OBJECTIVE
Count every line in the following entries where the word "Moderate" appears. Give the count alone.

MATERIAL TO PROCESS
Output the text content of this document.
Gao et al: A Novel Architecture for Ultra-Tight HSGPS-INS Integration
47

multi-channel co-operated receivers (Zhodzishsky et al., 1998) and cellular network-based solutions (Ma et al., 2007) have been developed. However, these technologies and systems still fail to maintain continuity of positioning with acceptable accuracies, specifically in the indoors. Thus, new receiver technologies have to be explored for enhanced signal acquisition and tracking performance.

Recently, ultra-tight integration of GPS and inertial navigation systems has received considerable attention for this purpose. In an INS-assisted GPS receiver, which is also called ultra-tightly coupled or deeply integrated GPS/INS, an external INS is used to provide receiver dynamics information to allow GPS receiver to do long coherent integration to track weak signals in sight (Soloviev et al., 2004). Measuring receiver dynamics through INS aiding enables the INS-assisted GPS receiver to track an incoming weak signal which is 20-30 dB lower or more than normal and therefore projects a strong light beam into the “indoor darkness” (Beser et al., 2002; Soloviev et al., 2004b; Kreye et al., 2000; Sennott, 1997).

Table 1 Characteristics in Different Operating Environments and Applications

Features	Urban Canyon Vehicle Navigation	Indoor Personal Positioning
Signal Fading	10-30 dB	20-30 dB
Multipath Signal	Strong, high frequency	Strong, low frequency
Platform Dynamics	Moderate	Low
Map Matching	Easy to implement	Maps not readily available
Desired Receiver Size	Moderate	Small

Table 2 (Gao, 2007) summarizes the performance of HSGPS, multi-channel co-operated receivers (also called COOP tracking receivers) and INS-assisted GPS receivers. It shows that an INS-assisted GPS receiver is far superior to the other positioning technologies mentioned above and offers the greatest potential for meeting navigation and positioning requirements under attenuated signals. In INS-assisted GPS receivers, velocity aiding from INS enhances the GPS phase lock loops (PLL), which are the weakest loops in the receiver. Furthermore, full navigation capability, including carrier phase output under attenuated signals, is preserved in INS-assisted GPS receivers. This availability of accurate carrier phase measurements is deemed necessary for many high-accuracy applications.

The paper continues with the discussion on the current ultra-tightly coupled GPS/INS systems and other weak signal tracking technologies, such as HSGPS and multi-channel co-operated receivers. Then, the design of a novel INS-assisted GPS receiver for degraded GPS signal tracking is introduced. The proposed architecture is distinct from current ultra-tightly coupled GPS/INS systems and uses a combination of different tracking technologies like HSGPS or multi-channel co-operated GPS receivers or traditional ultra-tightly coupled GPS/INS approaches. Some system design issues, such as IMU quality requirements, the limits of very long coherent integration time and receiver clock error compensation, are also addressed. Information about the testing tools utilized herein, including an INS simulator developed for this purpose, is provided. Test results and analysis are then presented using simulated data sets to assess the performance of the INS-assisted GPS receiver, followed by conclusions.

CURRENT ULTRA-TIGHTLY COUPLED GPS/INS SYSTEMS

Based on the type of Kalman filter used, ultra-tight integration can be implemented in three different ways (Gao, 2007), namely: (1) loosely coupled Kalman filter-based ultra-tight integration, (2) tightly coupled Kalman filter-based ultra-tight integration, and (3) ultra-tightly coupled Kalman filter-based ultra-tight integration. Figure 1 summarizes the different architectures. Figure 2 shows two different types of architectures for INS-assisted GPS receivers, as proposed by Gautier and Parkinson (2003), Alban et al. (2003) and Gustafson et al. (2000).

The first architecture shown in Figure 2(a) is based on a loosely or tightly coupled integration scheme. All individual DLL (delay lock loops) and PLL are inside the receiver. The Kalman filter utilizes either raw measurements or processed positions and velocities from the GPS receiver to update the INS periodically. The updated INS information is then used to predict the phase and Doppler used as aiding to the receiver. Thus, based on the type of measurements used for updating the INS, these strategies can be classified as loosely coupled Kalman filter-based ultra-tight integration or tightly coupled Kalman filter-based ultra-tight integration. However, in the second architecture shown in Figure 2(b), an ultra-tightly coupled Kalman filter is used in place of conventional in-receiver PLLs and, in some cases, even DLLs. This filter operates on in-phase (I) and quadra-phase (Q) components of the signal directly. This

EXERCISE SOLUTION
2